What you need to do:
Return the whole listing, line for line, without the pictures in it.

Material for the task:
____
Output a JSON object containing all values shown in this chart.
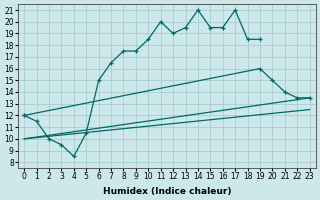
{
  "xlabel": "Humidex (Indice chaleur)",
  "bg_color": "#cce8ea",
  "grid_color": "#aaccce",
  "line_color": "#006868",
  "xlim": [
    -0.5,
    23.5
  ],
  "ylim": [
    7.5,
    21.5
  ],
  "xticks": [
    0,
    1,
    2,
    3,
    4,
    5,
    6,
    7,
    8,
    9,
    10,
    11,
    12,
    13,
    14,
    15,
    16,
    17,
    18,
    19,
    20,
    21,
    22,
    23
  ],
  "yticks": [
    8,
    9,
    10,
    11,
    12,
    13,
    14,
    15,
    16,
    17,
    18,
    19,
    20,
    21
  ],
  "series": [
    {
      "x": [
        0,
        1,
        2,
        3,
        4,
        5,
        6,
        7,
        8,
        9,
        10,
        11,
        12,
        13,
        14,
        15,
        16,
        17,
        18,
        19
      ],
      "y": [
        12,
        11.5,
        10,
        9.5,
        8.5,
        10.5,
        15,
        16.5,
        17.5,
        17.5,
        18.5,
        20,
        19,
        19.5,
        21,
        19.5,
        19.5,
        21,
        18.5,
        18.5
      ],
      "marker": true
    },
    {
      "x": [
        0,
        19,
        20,
        21,
        22,
        23
      ],
      "y": [
        12,
        16,
        15,
        14,
        13.5,
        13.5
      ],
      "marker": true
    },
    {
      "x": [
        0,
        23
      ],
      "y": [
        10,
        13.5
      ],
      "marker": false
    },
    {
      "x": [
        0,
        23
      ],
      "y": [
        10,
        12.5
      ],
      "marker": false
    }
  ]
}
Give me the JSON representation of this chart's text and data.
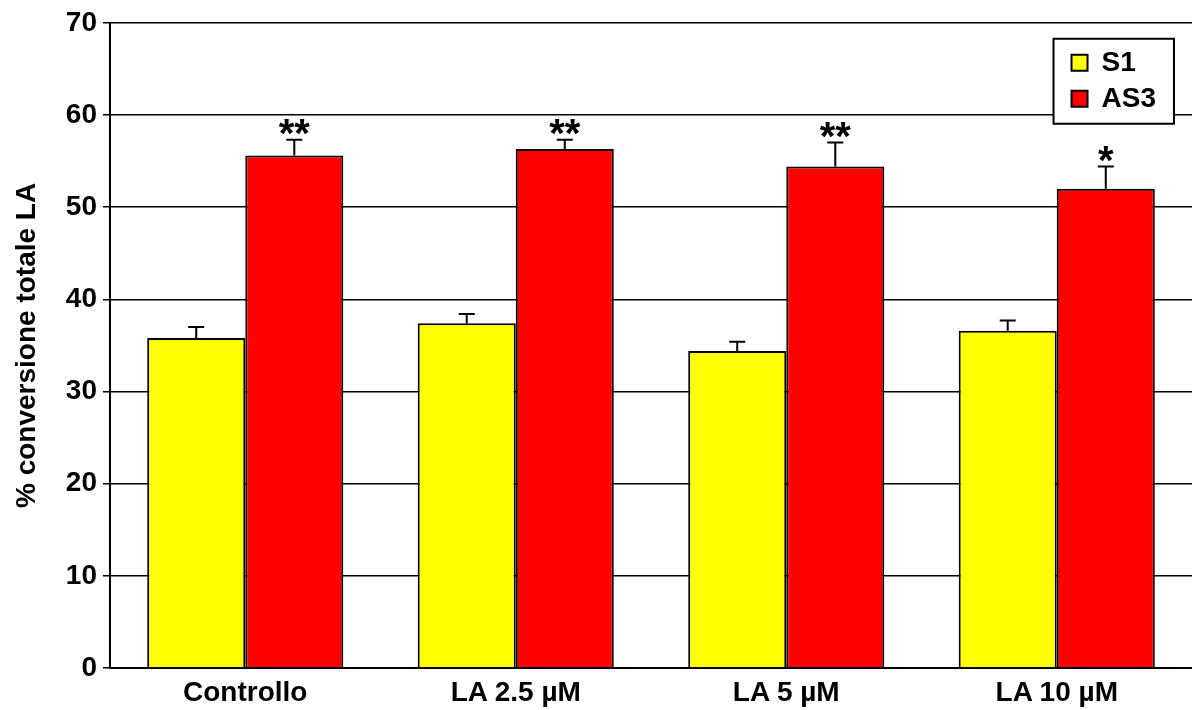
{
  "chart_data": {
    "type": "bar",
    "ylabel": "% conversione totale LA",
    "categories": [
      "Controllo",
      "LA 2.5 µM",
      "LA 5 µM",
      "LA 10 µM"
    ],
    "series": [
      {
        "name": "S1",
        "color": "#ffff00",
        "values": [
          35.8,
          37.4,
          34.4,
          36.6
        ],
        "errors": [
          [
            35.8,
            37.0
          ],
          [
            37.4,
            38.4
          ],
          [
            34.4,
            35.4
          ],
          [
            36.6,
            37.7
          ]
        ]
      },
      {
        "name": "AS3",
        "color": "#ff0000",
        "values": [
          55.6,
          56.3,
          54.4,
          52.0
        ],
        "errors": [
          [
            55.6,
            57.3
          ],
          [
            56.3,
            57.3
          ],
          [
            54.4,
            57.0
          ],
          [
            52.0,
            54.4
          ]
        ]
      }
    ],
    "ylim": [
      0,
      70
    ],
    "yticks": [
      0,
      10,
      20,
      30,
      40,
      50,
      60,
      70
    ],
    "grid": "y",
    "legend": "top right",
    "annotations": [
      {
        "text": "**",
        "x": "Controllo",
        "y": 55.6
      },
      {
        "text": "**",
        "x": "LA 2.5 µM",
        "y": 56.3
      },
      {
        "text": "**",
        "x": "LA 5 µM",
        "y": 54.4
      },
      {
        "text": "*",
        "x": "LA 10 µM",
        "y": 52.0
      }
    ]
  }
}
____
Exercise result:
Output a JSON object containing all values shown in this chart.
{
  "xlabel": "Humidex (Indice chaleur)",
  "bg_color": "#cce8ea",
  "grid_color": "#aaccce",
  "line_color": "#006868",
  "xlim": [
    -0.5,
    23.5
  ],
  "ylim": [
    7.5,
    21.5
  ],
  "xticks": [
    0,
    1,
    2,
    3,
    4,
    5,
    6,
    7,
    8,
    9,
    10,
    11,
    12,
    13,
    14,
    15,
    16,
    17,
    18,
    19,
    20,
    21,
    22,
    23
  ],
  "yticks": [
    8,
    9,
    10,
    11,
    12,
    13,
    14,
    15,
    16,
    17,
    18,
    19,
    20,
    21
  ],
  "series": [
    {
      "x": [
        0,
        1,
        2,
        3,
        4,
        5,
        6,
        7,
        8,
        9,
        10,
        11,
        12,
        13,
        14,
        15,
        16,
        17,
        18,
        19
      ],
      "y": [
        12,
        11.5,
        10,
        9.5,
        8.5,
        10.5,
        15,
        16.5,
        17.5,
        17.5,
        18.5,
        20,
        19,
        19.5,
        21,
        19.5,
        19.5,
        21,
        18.5,
        18.5
      ],
      "marker": true
    },
    {
      "x": [
        0,
        19,
        20,
        21,
        22,
        23
      ],
      "y": [
        12,
        16,
        15,
        14,
        13.5,
        13.5
      ],
      "marker": true
    },
    {
      "x": [
        0,
        23
      ],
      "y": [
        10,
        13.5
      ],
      "marker": false
    },
    {
      "x": [
        0,
        23
      ],
      "y": [
        10,
        12.5
      ],
      "marker": false
    }
  ]
}
Give me the JSON representation of this chart's text and data.
{
  "chart_data": {
    "type": "bar",
    "ylabel": "% conversione totale LA",
    "categories": [
      "Controllo",
      "LA 2.5 µM",
      "LA 5 µM",
      "LA 10 µM"
    ],
    "series": [
      {
        "name": "S1",
        "color": "#ffff00",
        "values": [
          35.8,
          37.4,
          34.4,
          36.6
        ],
        "errors": [
          [
            35.8,
            37.0
          ],
          [
            37.4,
            38.4
          ],
          [
            34.4,
            35.4
          ],
          [
            36.6,
            37.7
          ]
        ]
      },
      {
        "name": "AS3",
        "color": "#ff0000",
        "values": [
          55.6,
          56.3,
          54.4,
          52.0
        ],
        "errors": [
          [
            55.6,
            57.3
          ],
          [
            56.3,
            57.3
          ],
          [
            54.4,
            57.0
          ],
          [
            52.0,
            54.4
          ]
        ]
      }
    ],
    "ylim": [
      0,
      70
    ],
    "yticks": [
      0,
      10,
      20,
      30,
      40,
      50,
      60,
      70
    ],
    "grid": "y",
    "legend": "top right",
    "annotations": [
      {
        "text": "**",
        "x": "Controllo",
        "y": 55.6
      },
      {
        "text": "**",
        "x": "LA 2.5 µM",
        "y": 56.3
      },
      {
        "text": "**",
        "x": "LA 5 µM",
        "y": 54.4
      },
      {
        "text": "*",
        "x": "LA 10 µM",
        "y": 52.0
      }
    ]
  }
}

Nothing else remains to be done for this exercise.